──────── Supplied records

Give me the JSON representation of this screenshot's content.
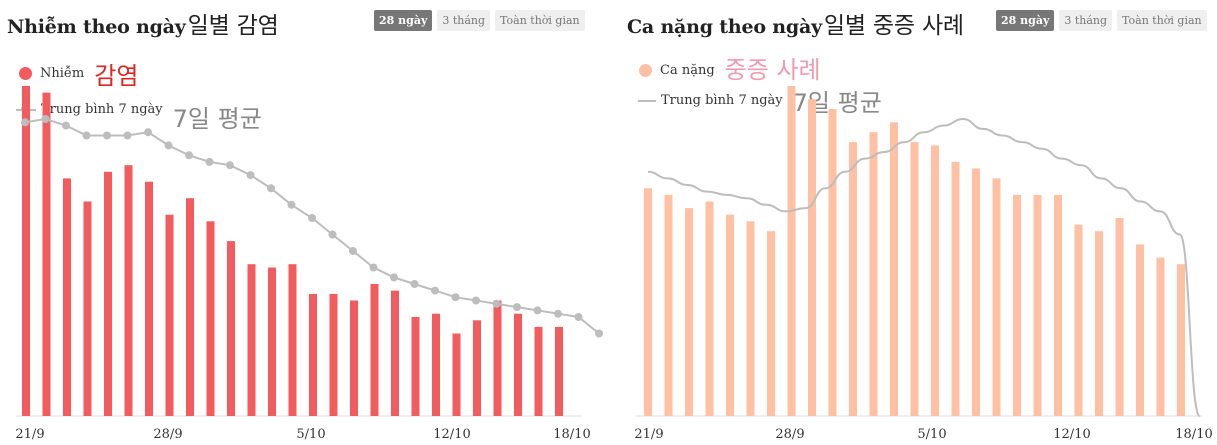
{
  "colors": {
    "cases_bar": "#f25c5f",
    "severe_bar": "#ffc0a3",
    "avg_line": "#bdbdbd",
    "kr_cases": "#e02424",
    "kr_severe": "#f29ab0",
    "kr_avg": "#888888"
  },
  "left": {
    "title": "Nhiễm theo ngày",
    "title_kr": "일별 감염",
    "tabs": [
      "28 ngày",
      "3 tháng",
      "Toàn thời gian"
    ],
    "legend": {
      "bars": "Nhiễm",
      "bars_kr": "감염",
      "line": "Trung bình 7 ngày",
      "line_kr": "7일 평균"
    }
  },
  "right": {
    "title": "Ca nặng theo ngày",
    "title_kr": "일별 중증 사례",
    "tabs": [
      "28 ngày",
      "3 tháng",
      "Toàn thời gian"
    ],
    "legend": {
      "bars": "Ca nặng",
      "bars_kr": "중증 사례",
      "line": "Trung bình 7 ngày",
      "line_kr": "7일 평균"
    }
  },
  "chart_data": [
    {
      "type": "bar",
      "title": "Nhiễm theo ngày",
      "x_ticks": [
        "21/9",
        "28/9",
        "5/10",
        "12/10",
        "18/10"
      ],
      "ylim": [
        0,
        100
      ],
      "series": [
        {
          "name": "Nhiễm",
          "values": [
            100,
            98,
            72,
            65,
            74,
            76,
            71,
            61,
            66,
            59,
            53,
            46,
            45,
            46,
            37,
            37,
            35,
            40,
            38,
            30,
            31,
            25,
            29,
            35,
            31,
            27,
            27
          ]
        },
        {
          "name": "Trung bình 7 ngày",
          "values": [
            89,
            90,
            88,
            85,
            85,
            85,
            86,
            82,
            79,
            77,
            76,
            73,
            69,
            64,
            60,
            55,
            50,
            45,
            42,
            40,
            38,
            36,
            35,
            34,
            33,
            32,
            31,
            30,
            25
          ]
        }
      ]
    },
    {
      "type": "bar",
      "title": "Ca nặng theo ngày",
      "x_ticks": [
        "21/9",
        "28/9",
        "5/10",
        "12/10",
        "18/10"
      ],
      "ylim": [
        0,
        100
      ],
      "series": [
        {
          "name": "Ca nặng",
          "values": [
            69,
            67,
            63,
            65,
            61,
            59,
            56,
            100,
            96,
            93,
            83,
            86,
            89,
            83,
            82,
            77,
            75,
            72,
            67,
            67,
            67,
            58,
            56,
            60,
            52,
            48,
            46
          ]
        },
        {
          "name": "Trung bình 7 ngày",
          "values": [
            74,
            72,
            70,
            68,
            67,
            66,
            64,
            62,
            63,
            69,
            74,
            78,
            80,
            83,
            86,
            88,
            90,
            87,
            85,
            83,
            81,
            78,
            76,
            72,
            69,
            65,
            62,
            55,
            0
          ]
        }
      ]
    }
  ]
}
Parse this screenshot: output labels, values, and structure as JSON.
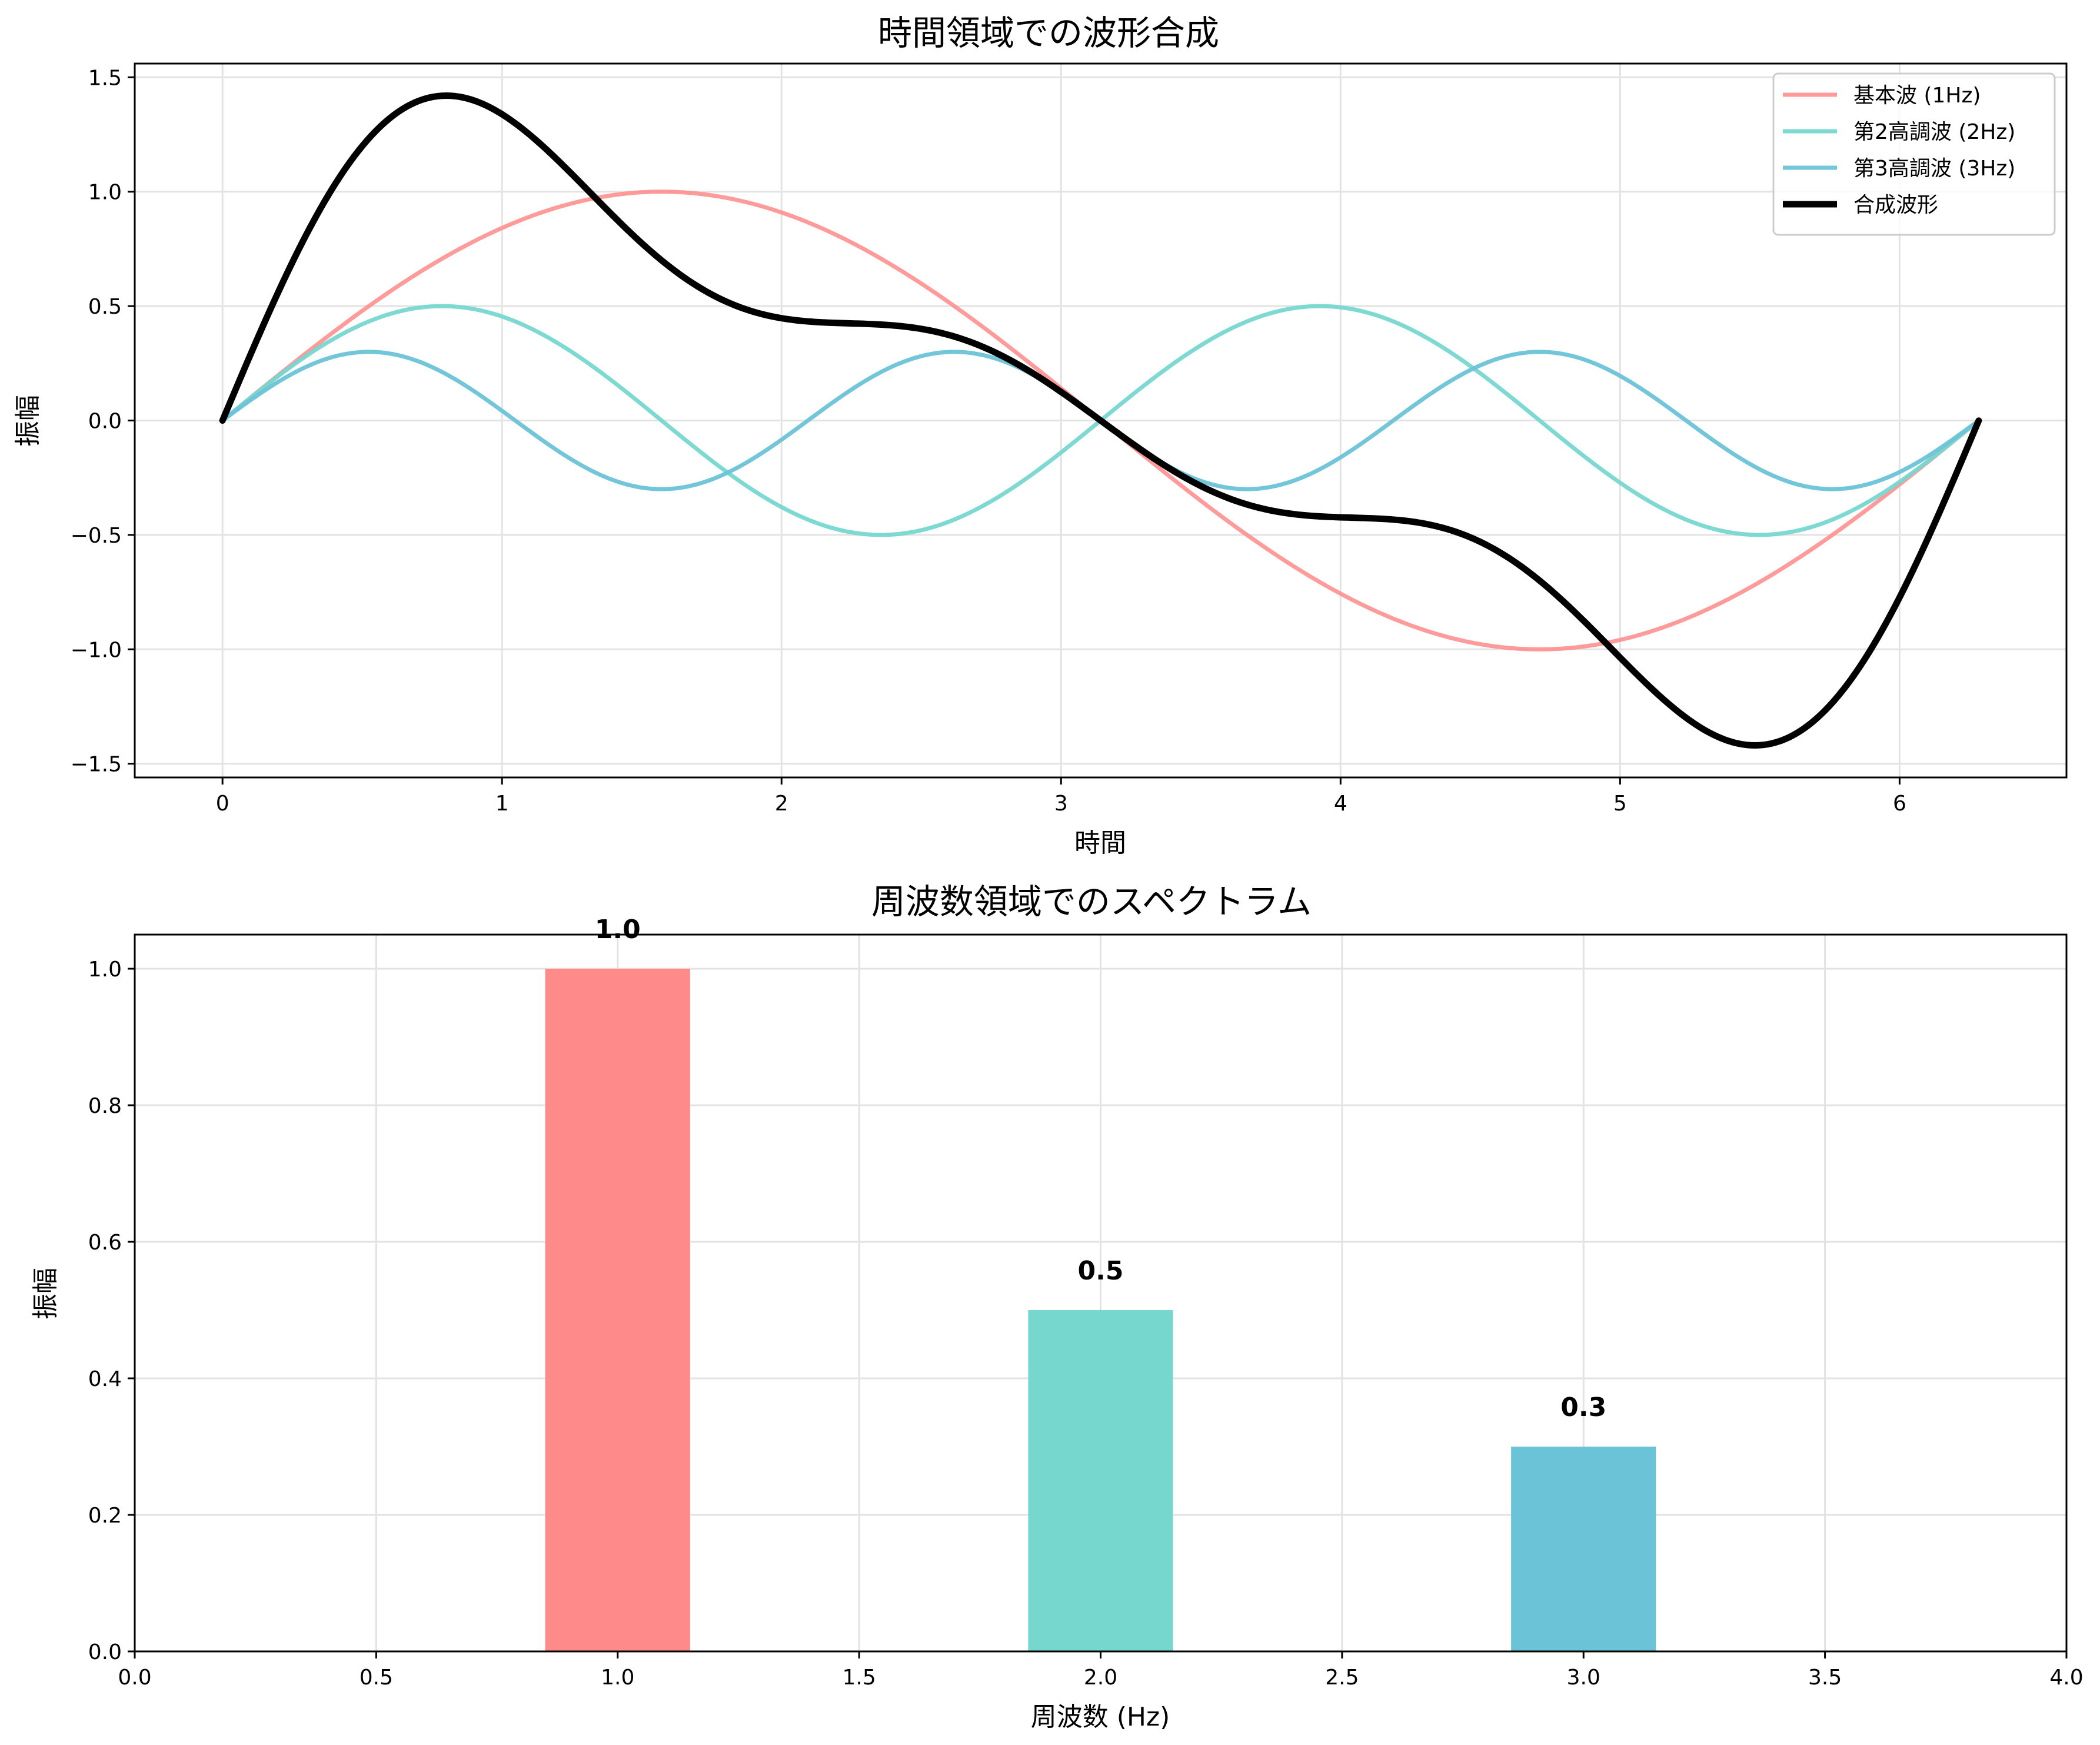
{
  "chart_data": [
    {
      "type": "line",
      "title": "時間領域での波形合成",
      "xlabel": "時間",
      "ylabel": "振幅",
      "xlim": [
        -0.314,
        6.597
      ],
      "ylim": [
        -1.56,
        1.56
      ],
      "xticks": [
        0,
        1,
        2,
        3,
        4,
        5,
        6
      ],
      "xtick_labels": [
        "0",
        "1",
        "2",
        "3",
        "4",
        "5",
        "6"
      ],
      "yticks": [
        -1.5,
        -1.0,
        -0.5,
        0.0,
        0.5,
        1.0,
        1.5
      ],
      "ytick_labels": [
        "−1.5",
        "−1.0",
        "−0.5",
        "0.0",
        "0.5",
        "1.0",
        "1.5"
      ],
      "grid": true,
      "legend_position": "top-right",
      "x_range": [
        0,
        6.283
      ],
      "series": [
        {
          "name": "基本波 (1Hz)",
          "function": "1.0*sin(1t)",
          "amplitude": 1.0,
          "harmonic": 1,
          "color": "#FF8A8A",
          "opacity": 0.85,
          "linewidth": 7
        },
        {
          "name": "第2高調波 (2Hz)",
          "function": "0.5*sin(2t)",
          "amplitude": 0.5,
          "harmonic": 2,
          "color": "#76D7CF",
          "opacity": 0.95,
          "linewidth": 7
        },
        {
          "name": "第3高調波 (3Hz)",
          "function": "0.3*sin(3t)",
          "amplitude": 0.3,
          "harmonic": 3,
          "color": "#6BC3D8",
          "opacity": 0.95,
          "linewidth": 7
        },
        {
          "name": "合成波形",
          "function": "sin(t)+0.5*sin(2t)+0.3*sin(3t)",
          "composite": true,
          "color": "#000000",
          "opacity": 1.0,
          "linewidth": 11
        }
      ]
    },
    {
      "type": "bar",
      "title": "周波数領域でのスペクトラム",
      "xlabel": "周波数 (Hz)",
      "ylabel": "振幅",
      "xlim": [
        0.0,
        4.0
      ],
      "ylim": [
        0.0,
        1.05
      ],
      "xticks": [
        0.0,
        0.5,
        1.0,
        1.5,
        2.0,
        2.5,
        3.0,
        3.5,
        4.0
      ],
      "xtick_labels": [
        "0.0",
        "0.5",
        "1.0",
        "1.5",
        "2.0",
        "2.5",
        "3.0",
        "3.5",
        "4.0"
      ],
      "yticks": [
        0.0,
        0.2,
        0.4,
        0.6,
        0.8,
        1.0
      ],
      "ytick_labels": [
        "0.0",
        "0.2",
        "0.4",
        "0.6",
        "0.8",
        "1.0"
      ],
      "grid": true,
      "bar_width": 0.3,
      "x": [
        1,
        2,
        3
      ],
      "values": [
        1.0,
        0.5,
        0.3
      ],
      "value_labels": [
        "1.0",
        "0.5",
        "0.3"
      ],
      "colors": [
        "#FF8A8A",
        "#76D7CF",
        "#6BC3D8"
      ]
    }
  ]
}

────────────────

Task objective
Read through the entries and copy each line in which "opacity" appears.

Task answer
          "opacity": 0.85,
          "opacity": 0.95,
          "opacity": 0.95,
          "opacity": 1.0,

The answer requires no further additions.